Instruction:
Report how many lines contain the word "Conference", with no other text.

Input records:

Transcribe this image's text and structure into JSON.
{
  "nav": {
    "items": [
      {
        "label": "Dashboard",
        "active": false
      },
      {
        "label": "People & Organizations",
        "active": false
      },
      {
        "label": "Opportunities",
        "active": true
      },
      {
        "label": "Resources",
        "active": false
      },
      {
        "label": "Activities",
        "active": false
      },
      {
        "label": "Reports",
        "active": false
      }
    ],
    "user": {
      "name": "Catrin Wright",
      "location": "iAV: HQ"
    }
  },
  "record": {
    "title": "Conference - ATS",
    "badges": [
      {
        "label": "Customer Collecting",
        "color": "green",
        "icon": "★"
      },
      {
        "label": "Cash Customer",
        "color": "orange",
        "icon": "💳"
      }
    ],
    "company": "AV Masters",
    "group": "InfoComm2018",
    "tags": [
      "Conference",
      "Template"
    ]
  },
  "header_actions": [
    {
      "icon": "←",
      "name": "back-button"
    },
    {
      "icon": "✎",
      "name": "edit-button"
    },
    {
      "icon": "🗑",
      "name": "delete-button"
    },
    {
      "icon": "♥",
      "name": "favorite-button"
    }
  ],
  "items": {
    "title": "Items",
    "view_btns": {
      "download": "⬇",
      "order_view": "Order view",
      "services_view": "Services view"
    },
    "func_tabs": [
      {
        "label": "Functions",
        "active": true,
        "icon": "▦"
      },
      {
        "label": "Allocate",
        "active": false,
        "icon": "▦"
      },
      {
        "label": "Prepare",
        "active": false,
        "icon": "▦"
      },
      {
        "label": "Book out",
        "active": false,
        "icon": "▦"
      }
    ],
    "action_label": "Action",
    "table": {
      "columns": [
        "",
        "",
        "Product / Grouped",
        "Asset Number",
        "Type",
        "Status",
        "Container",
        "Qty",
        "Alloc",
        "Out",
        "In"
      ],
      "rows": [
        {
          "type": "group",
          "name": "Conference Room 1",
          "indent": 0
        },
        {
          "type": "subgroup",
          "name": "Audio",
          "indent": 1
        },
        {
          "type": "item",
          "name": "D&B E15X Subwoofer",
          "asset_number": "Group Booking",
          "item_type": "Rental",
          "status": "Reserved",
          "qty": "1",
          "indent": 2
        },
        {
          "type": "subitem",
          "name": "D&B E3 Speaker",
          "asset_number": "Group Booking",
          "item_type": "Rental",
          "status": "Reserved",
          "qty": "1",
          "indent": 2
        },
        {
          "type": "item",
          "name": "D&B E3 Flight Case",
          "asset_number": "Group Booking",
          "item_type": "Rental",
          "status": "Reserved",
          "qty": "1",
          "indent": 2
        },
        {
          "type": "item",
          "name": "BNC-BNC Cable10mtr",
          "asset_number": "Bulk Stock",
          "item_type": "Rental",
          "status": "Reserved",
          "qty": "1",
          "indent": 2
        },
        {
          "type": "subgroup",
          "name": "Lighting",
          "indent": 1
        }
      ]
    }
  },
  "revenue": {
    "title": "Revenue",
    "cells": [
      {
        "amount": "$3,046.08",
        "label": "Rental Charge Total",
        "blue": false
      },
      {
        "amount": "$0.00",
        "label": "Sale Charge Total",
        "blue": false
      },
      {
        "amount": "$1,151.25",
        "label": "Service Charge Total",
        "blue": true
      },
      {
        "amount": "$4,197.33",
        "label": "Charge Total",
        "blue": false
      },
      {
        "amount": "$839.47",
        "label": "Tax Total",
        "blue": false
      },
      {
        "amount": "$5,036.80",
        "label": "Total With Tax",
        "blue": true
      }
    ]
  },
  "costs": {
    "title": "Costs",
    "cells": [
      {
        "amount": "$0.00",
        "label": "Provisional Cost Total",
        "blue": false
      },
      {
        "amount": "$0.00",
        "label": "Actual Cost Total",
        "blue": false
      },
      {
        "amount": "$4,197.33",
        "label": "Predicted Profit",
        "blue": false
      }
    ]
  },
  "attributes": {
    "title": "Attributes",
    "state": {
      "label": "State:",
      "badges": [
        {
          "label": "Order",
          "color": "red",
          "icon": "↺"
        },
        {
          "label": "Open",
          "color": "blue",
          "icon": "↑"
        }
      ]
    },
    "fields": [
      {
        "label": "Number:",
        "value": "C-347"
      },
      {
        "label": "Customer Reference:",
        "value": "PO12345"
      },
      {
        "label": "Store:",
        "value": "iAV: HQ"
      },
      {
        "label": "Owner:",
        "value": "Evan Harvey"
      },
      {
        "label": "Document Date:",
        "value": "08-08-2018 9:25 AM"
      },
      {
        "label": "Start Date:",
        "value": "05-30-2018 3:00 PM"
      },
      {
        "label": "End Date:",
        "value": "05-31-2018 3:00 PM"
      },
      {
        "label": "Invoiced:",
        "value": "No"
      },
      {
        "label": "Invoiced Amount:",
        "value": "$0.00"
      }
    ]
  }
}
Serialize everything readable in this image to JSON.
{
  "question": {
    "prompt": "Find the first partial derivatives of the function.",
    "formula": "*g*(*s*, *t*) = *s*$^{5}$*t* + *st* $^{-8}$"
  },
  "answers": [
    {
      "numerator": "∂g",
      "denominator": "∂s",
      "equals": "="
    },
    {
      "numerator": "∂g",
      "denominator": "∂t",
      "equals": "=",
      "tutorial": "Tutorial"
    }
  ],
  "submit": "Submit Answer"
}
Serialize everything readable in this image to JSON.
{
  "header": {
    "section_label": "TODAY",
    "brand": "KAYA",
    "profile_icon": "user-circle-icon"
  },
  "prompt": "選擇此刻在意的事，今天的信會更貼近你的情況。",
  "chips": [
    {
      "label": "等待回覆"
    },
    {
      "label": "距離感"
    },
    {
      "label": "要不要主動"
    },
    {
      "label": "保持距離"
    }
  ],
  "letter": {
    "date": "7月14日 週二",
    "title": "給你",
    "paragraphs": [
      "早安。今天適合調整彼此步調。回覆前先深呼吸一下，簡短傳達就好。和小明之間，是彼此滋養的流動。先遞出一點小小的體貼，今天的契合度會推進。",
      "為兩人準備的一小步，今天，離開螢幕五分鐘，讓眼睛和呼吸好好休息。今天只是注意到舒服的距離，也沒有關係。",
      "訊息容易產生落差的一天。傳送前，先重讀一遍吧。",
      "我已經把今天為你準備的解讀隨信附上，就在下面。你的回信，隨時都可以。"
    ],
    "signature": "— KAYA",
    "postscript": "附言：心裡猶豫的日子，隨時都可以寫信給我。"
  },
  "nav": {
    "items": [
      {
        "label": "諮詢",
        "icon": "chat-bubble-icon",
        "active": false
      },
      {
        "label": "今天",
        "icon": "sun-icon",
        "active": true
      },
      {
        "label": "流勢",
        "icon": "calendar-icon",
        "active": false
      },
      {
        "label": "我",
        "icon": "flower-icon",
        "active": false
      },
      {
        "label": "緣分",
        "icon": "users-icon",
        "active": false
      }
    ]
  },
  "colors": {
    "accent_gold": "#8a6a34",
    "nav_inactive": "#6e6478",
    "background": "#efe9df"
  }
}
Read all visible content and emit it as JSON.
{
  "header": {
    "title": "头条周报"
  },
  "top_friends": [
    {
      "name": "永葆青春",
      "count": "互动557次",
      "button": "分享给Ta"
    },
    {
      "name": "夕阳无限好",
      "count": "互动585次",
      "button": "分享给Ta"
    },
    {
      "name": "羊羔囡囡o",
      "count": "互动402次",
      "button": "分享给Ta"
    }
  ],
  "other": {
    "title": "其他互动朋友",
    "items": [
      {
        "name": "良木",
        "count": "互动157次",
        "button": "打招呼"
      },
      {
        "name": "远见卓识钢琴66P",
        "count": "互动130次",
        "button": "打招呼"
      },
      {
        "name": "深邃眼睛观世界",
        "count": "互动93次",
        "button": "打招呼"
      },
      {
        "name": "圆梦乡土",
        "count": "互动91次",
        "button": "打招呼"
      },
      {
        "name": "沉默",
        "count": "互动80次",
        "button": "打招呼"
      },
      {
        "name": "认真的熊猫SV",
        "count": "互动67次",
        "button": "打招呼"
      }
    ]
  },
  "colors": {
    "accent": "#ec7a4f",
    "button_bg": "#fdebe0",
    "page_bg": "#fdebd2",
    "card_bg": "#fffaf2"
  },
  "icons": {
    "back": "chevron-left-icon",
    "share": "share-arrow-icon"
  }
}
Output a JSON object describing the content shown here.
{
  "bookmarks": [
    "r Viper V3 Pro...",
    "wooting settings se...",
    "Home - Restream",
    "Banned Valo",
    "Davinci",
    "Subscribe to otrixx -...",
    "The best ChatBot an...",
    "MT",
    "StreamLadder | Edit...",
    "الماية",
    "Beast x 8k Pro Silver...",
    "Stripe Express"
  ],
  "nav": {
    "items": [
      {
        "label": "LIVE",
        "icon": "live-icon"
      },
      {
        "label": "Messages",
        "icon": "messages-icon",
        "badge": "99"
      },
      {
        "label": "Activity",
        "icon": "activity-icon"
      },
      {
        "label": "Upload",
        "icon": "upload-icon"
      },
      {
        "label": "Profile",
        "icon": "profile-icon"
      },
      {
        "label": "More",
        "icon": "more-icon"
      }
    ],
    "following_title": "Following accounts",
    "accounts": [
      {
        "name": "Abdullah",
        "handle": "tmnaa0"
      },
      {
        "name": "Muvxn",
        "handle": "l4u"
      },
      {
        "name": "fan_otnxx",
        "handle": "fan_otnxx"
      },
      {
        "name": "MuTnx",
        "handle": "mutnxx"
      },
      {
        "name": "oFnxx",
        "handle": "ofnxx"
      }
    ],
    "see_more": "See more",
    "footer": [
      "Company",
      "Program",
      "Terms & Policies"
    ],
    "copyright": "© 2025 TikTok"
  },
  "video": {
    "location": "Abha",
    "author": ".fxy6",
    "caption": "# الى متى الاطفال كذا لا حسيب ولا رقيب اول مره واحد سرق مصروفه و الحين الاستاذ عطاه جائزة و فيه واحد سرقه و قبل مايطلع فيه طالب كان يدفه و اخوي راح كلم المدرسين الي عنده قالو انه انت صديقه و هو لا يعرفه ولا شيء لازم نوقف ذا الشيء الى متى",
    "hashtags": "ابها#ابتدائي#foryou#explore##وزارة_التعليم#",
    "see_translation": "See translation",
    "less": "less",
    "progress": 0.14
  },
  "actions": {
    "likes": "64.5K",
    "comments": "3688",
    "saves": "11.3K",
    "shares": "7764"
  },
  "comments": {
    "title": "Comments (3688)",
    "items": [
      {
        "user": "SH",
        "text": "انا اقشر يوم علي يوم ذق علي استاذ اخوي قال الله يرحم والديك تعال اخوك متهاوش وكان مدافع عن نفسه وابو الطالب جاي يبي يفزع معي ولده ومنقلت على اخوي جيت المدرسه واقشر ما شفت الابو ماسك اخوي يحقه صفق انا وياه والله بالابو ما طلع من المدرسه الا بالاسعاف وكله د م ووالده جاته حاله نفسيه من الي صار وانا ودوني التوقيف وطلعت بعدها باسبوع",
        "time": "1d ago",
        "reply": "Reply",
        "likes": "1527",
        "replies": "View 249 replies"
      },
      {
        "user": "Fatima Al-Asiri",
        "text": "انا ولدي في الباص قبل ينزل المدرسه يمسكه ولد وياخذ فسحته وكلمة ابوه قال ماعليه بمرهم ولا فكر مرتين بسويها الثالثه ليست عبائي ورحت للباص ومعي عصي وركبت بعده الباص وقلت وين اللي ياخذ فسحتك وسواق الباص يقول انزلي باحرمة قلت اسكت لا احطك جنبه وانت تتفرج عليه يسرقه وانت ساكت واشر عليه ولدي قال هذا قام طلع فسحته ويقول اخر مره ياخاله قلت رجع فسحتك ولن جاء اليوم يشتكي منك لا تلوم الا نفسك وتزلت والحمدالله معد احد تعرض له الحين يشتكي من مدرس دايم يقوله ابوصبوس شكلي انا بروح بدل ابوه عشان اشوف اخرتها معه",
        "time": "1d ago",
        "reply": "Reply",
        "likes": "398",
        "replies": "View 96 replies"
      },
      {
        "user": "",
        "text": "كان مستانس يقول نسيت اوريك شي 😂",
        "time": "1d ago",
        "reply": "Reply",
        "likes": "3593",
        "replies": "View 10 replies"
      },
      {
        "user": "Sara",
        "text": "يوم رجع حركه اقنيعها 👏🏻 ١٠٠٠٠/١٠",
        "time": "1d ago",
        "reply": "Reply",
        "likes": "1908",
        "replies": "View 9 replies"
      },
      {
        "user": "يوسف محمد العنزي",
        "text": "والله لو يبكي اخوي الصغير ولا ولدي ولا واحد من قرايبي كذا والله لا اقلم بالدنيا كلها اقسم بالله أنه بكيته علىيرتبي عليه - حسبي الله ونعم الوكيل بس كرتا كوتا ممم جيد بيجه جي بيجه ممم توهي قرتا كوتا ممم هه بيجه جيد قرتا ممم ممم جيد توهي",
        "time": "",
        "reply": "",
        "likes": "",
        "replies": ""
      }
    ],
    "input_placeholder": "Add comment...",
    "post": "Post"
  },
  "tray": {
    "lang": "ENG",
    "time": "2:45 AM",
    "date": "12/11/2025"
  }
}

Answer for this exercise:
3